* Start DATA EXTRACT *
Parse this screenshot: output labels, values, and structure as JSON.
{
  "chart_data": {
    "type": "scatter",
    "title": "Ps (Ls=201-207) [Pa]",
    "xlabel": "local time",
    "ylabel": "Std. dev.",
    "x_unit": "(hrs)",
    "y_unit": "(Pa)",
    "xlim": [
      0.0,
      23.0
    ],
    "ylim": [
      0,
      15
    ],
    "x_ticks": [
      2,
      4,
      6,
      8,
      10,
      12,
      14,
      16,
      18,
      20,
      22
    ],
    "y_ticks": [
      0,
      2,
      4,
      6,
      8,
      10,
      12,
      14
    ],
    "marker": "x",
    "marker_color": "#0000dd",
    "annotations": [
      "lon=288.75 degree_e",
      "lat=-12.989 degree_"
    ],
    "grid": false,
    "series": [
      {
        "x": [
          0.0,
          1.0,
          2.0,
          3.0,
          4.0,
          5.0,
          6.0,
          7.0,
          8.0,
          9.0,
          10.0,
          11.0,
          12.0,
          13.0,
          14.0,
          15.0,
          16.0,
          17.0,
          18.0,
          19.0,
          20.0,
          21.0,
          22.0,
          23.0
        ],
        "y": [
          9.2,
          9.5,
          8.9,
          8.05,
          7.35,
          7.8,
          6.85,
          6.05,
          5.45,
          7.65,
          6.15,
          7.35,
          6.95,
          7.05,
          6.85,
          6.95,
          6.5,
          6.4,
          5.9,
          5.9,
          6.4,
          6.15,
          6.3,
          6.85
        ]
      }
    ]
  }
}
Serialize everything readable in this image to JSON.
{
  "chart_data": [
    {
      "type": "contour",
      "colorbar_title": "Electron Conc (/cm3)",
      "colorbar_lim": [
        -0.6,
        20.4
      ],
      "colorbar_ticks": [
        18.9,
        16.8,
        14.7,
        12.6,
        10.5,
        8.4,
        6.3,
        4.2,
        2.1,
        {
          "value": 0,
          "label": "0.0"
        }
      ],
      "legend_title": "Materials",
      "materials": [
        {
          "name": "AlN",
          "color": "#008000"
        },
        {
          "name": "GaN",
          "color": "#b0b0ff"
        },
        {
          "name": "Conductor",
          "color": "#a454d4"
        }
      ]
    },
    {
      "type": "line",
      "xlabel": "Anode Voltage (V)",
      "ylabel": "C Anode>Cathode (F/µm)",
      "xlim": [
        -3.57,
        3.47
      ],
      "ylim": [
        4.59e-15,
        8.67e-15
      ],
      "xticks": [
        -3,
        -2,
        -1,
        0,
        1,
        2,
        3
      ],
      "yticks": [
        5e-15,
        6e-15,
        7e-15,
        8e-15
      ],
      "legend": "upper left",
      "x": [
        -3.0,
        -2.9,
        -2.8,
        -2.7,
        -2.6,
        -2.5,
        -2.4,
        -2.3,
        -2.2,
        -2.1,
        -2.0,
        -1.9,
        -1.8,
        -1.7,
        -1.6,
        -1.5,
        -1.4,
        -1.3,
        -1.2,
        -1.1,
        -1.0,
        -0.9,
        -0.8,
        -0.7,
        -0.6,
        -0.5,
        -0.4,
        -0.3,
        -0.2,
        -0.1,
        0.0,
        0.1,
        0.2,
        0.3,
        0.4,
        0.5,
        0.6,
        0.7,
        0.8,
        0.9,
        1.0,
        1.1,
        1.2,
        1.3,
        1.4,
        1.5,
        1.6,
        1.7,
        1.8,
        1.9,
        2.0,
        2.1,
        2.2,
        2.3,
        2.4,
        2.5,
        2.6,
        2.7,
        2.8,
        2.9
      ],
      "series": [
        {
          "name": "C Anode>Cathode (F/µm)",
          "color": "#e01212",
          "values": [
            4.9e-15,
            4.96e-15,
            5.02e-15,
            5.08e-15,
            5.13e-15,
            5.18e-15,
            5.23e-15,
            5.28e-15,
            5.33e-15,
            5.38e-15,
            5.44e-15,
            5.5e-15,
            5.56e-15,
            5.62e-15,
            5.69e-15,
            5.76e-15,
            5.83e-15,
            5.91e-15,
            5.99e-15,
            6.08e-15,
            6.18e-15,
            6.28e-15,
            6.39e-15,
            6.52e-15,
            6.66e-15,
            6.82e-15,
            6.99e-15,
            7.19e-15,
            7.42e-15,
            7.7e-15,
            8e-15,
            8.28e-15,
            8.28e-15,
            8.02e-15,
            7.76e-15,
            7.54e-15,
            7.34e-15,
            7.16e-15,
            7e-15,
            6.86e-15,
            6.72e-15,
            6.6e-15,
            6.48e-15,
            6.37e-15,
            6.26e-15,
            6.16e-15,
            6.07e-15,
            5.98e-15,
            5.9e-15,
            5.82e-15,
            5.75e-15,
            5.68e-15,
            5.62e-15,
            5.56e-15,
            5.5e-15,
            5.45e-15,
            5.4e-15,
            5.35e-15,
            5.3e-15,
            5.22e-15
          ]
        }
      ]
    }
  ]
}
* End DATA EXTRACT *
EXERCISE OBJECTIVE
Write out all of the records once more, exactly.

EXERCISE OUTPUT
Parse this screenshot: output labels, values, and structure as JSON.
{
  "chart_data": {
    "type": "scatter",
    "title": "Ps (Ls=201-207) [Pa]",
    "xlabel": "local time",
    "ylabel": "Std. dev.",
    "x_unit": "(hrs)",
    "y_unit": "(Pa)",
    "xlim": [
      0.0,
      23.0
    ],
    "ylim": [
      0,
      15
    ],
    "x_ticks": [
      2,
      4,
      6,
      8,
      10,
      12,
      14,
      16,
      18,
      20,
      22
    ],
    "y_ticks": [
      0,
      2,
      4,
      6,
      8,
      10,
      12,
      14
    ],
    "marker": "x",
    "marker_color": "#0000dd",
    "annotations": [
      "lon=288.75 degree_e",
      "lat=-12.989 degree_"
    ],
    "grid": false,
    "series": [
      {
        "x": [
          0.0,
          1.0,
          2.0,
          3.0,
          4.0,
          5.0,
          6.0,
          7.0,
          8.0,
          9.0,
          10.0,
          11.0,
          12.0,
          13.0,
          14.0,
          15.0,
          16.0,
          17.0,
          18.0,
          19.0,
          20.0,
          21.0,
          22.0,
          23.0
        ],
        "y": [
          9.2,
          9.5,
          8.9,
          8.05,
          7.35,
          7.8,
          6.85,
          6.05,
          5.45,
          7.65,
          6.15,
          7.35,
          6.95,
          7.05,
          6.85,
          6.95,
          6.5,
          6.4,
          5.9,
          5.9,
          6.4,
          6.15,
          6.3,
          6.85
        ]
      }
    ]
  }
}
Serialize everything readable in this image to JSON.
{
  "chart_data": [
    {
      "type": "contour",
      "colorbar_title": "Electron Conc (/cm3)",
      "colorbar_lim": [
        -0.6,
        20.4
      ],
      "colorbar_ticks": [
        18.9,
        16.8,
        14.7,
        12.6,
        10.5,
        8.4,
        6.3,
        4.2,
        2.1,
        {
          "value": 0,
          "label": "0.0"
        }
      ],
      "legend_title": "Materials",
      "materials": [
        {
          "name": "AlN",
          "color": "#008000"
        },
        {
          "name": "GaN",
          "color": "#b0b0ff"
        },
        {
          "name": "Conductor",
          "color": "#a454d4"
        }
      ]
    },
    {
      "type": "line",
      "xlabel": "Anode Voltage (V)",
      "ylabel": "C Anode>Cathode (F/µm)",
      "xlim": [
        -3.57,
        3.47
      ],
      "ylim": [
        4.59e-15,
        8.67e-15
      ],
      "xticks": [
        -3,
        -2,
        -1,
        0,
        1,
        2,
        3
      ],
      "yticks": [
        5e-15,
        6e-15,
        7e-15,
        8e-15
      ],
      "legend": "upper left",
      "x": [
        -3.0,
        -2.9,
        -2.8,
        -2.7,
        -2.6,
        -2.5,
        -2.4,
        -2.3,
        -2.2,
        -2.1,
        -2.0,
        -1.9,
        -1.8,
        -1.7,
        -1.6,
        -1.5,
        -1.4,
        -1.3,
        -1.2,
        -1.1,
        -1.0,
        -0.9,
        -0.8,
        -0.7,
        -0.6,
        -0.5,
        -0.4,
        -0.3,
        -0.2,
        -0.1,
        0.0,
        0.1,
        0.2,
        0.3,
        0.4,
        0.5,
        0.6,
        0.7,
        0.8,
        0.9,
        1.0,
        1.1,
        1.2,
        1.3,
        1.4,
        1.5,
        1.6,
        1.7,
        1.8,
        1.9,
        2.0,
        2.1,
        2.2,
        2.3,
        2.4,
        2.5,
        2.6,
        2.7,
        2.8,
        2.9
      ],
      "series": [
        {
          "name": "C Anode>Cathode (F/µm)",
          "color": "#e01212",
          "values": [
            4.9e-15,
            4.96e-15,
            5.02e-15,
            5.08e-15,
            5.13e-15,
            5.18e-15,
            5.23e-15,
            5.28e-15,
            5.33e-15,
            5.38e-15,
            5.44e-15,
            5.5e-15,
            5.56e-15,
            5.62e-15,
            5.69e-15,
            5.76e-15,
            5.83e-15,
            5.91e-15,
            5.99e-15,
            6.08e-15,
            6.18e-15,
            6.28e-15,
            6.39e-15,
            6.52e-15,
            6.66e-15,
            6.82e-15,
            6.99e-15,
            7.19e-15,
            7.42e-15,
            7.7e-15,
            8e-15,
            8.28e-15,
            8.28e-15,
            8.02e-15,
            7.76e-15,
            7.54e-15,
            7.34e-15,
            7.16e-15,
            7e-15,
            6.86e-15,
            6.72e-15,
            6.6e-15,
            6.48e-15,
            6.37e-15,
            6.26e-15,
            6.16e-15,
            6.07e-15,
            5.98e-15,
            5.9e-15,
            5.82e-15,
            5.75e-15,
            5.68e-15,
            5.62e-15,
            5.56e-15,
            5.5e-15,
            5.45e-15,
            5.4e-15,
            5.35e-15,
            5.3e-15,
            5.22e-15
          ]
        }
      ]
    }
  ]
}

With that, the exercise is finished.